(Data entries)
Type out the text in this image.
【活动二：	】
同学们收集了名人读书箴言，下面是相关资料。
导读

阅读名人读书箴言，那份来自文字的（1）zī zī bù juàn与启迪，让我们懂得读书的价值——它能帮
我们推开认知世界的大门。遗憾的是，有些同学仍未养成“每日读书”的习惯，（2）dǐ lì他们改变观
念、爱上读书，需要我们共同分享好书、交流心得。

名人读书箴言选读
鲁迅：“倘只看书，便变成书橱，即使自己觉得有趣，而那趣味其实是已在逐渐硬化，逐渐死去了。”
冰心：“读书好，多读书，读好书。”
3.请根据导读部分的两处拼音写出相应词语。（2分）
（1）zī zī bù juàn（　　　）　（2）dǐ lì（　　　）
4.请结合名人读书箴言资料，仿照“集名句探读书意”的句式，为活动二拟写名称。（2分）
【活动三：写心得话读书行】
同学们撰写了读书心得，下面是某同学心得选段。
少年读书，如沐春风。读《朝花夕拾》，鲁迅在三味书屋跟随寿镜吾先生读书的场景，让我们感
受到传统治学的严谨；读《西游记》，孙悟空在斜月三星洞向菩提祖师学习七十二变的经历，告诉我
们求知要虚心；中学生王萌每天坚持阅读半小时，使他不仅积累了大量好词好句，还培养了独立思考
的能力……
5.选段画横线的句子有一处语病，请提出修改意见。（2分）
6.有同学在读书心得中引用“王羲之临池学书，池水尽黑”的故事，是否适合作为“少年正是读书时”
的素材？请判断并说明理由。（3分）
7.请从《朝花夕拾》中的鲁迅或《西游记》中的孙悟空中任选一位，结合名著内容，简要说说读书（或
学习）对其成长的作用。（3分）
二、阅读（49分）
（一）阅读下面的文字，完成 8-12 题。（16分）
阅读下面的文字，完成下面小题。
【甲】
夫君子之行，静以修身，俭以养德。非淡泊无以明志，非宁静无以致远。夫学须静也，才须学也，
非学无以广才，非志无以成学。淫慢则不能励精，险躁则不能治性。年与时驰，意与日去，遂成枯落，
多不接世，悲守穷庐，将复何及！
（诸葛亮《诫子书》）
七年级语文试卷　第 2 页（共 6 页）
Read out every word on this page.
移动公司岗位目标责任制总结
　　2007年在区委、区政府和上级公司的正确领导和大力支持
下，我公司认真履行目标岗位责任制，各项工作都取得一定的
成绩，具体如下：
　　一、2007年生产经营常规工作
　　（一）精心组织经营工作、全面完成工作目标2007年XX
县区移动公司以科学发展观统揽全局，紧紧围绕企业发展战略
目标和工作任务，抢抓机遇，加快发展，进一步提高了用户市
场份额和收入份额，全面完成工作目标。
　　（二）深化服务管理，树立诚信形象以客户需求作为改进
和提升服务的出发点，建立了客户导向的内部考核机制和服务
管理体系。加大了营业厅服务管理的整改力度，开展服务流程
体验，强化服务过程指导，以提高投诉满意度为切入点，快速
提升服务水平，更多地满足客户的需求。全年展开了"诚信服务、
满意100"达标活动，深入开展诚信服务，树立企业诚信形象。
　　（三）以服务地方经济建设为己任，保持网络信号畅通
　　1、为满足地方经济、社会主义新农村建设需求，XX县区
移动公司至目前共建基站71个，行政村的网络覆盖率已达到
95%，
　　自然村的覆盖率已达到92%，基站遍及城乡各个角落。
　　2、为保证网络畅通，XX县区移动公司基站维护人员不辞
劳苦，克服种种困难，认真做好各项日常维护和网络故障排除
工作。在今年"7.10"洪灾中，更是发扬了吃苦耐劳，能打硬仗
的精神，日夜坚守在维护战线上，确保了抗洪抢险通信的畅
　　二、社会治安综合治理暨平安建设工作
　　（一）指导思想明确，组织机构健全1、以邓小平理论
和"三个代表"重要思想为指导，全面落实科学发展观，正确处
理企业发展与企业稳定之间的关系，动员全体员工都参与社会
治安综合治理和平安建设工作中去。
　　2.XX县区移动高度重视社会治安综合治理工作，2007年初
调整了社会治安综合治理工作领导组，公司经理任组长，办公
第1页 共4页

REQUIRED WORK
Copy each record from above exactly, and include every line.

THE RESPONSE
Type out the text in this image.
【活动二：	】
同学们收集了名人读书箴言，下面是相关资料。
导读

阅读名人读书箴言，那份来自文字的（1）zī zī bù juàn与启迪，让我们懂得读书的价值——它能帮
我们推开认知世界的大门。遗憾的是，有些同学仍未养成“每日读书”的习惯，（2）dǐ lì他们改变观
念、爱上读书，需要我们共同分享好书、交流心得。

名人读书箴言选读
鲁迅：“倘只看书，便变成书橱，即使自己觉得有趣，而那趣味其实是已在逐渐硬化，逐渐死去了。”
冰心：“读书好，多读书，读好书。”
3.请根据导读部分的两处拼音写出相应词语。（2分）
（1）zī zī bù juàn（　　　）　（2）dǐ lì（　　　）
4.请结合名人读书箴言资料，仿照“集名句探读书意”的句式，为活动二拟写名称。（2分）
【活动三：写心得话读书行】
同学们撰写了读书心得，下面是某同学心得选段。
少年读书，如沐春风。读《朝花夕拾》，鲁迅在三味书屋跟随寿镜吾先生读书的场景，让我们感
受到传统治学的严谨；读《西游记》，孙悟空在斜月三星洞向菩提祖师学习七十二变的经历，告诉我
们求知要虚心；中学生王萌每天坚持阅读半小时，使他不仅积累了大量好词好句，还培养了独立思考
的能力……
5.选段画横线的句子有一处语病，请提出修改意见。（2分）
6.有同学在读书心得中引用“王羲之临池学书，池水尽黑”的故事，是否适合作为“少年正是读书时”
的素材？请判断并说明理由。（3分）
7.请从《朝花夕拾》中的鲁迅或《西游记》中的孙悟空中任选一位，结合名著内容，简要说说读书（或
学习）对其成长的作用。（3分）
二、阅读（49分）
（一）阅读下面的文字，完成 8-12 题。（16分）
阅读下面的文字，完成下面小题。
【甲】
夫君子之行，静以修身，俭以养德。非淡泊无以明志，非宁静无以致远。夫学须静也，才须学也，
非学无以广才，非志无以成学。淫慢则不能励精，险躁则不能治性。年与时驰，意与日去，遂成枯落，
多不接世，悲守穷庐，将复何及！
（诸葛亮《诫子书》）
七年级语文试卷　第 2 页（共 6 页）
Read out every word on this page.
移动公司岗位目标责任制总结
　　2007年在区委、区政府和上级公司的正确领导和大力支持
下，我公司认真履行目标岗位责任制，各项工作都取得一定的
成绩，具体如下：
　　一、2007年生产经营常规工作
　　（一）精心组织经营工作、全面完成工作目标2007年XX
县区移动公司以科学发展观统揽全局，紧紧围绕企业发展战略
目标和工作任务，抢抓机遇，加快发展，进一步提高了用户市
场份额和收入份额，全面完成工作目标。
　　（二）深化服务管理，树立诚信形象以客户需求作为改进
和提升服务的出发点，建立了客户导向的内部考核机制和服务
管理体系。加大了营业厅服务管理的整改力度，开展服务流程
体验，强化服务过程指导，以提高投诉满意度为切入点，快速
提升服务水平，更多地满足客户的需求。全年展开了"诚信服务、
满意100"达标活动，深入开展诚信服务，树立企业诚信形象。
　　（三）以服务地方经济建设为己任，保持网络信号畅通
　　1、为满足地方经济、社会主义新农村建设需求，XX县区
移动公司至目前共建基站71个，行政村的网络覆盖率已达到
95%，
　　自然村的覆盖率已达到92%，基站遍及城乡各个角落。
　　2、为保证网络畅通，XX县区移动公司基站维护人员不辞
劳苦，克服种种困难，认真做好各项日常维护和网络故障排除
工作。在今年"7.10"洪灾中，更是发扬了吃苦耐劳，能打硬仗
的精神，日夜坚守在维护战线上，确保了抗洪抢险通信的畅
　　二、社会治安综合治理暨平安建设工作
　　（一）指导思想明确，组织机构健全1、以邓小平理论
和"三个代表"重要思想为指导，全面落实科学发展观，正确处
理企业发展与企业稳定之间的关系，动员全体员工都参与社会
治安综合治理和平安建设工作中去。
　　2.XX县区移动高度重视社会治安综合治理工作，2007年初
调整了社会治安综合治理工作领导组，公司经理任组长，办公
第1页 共4页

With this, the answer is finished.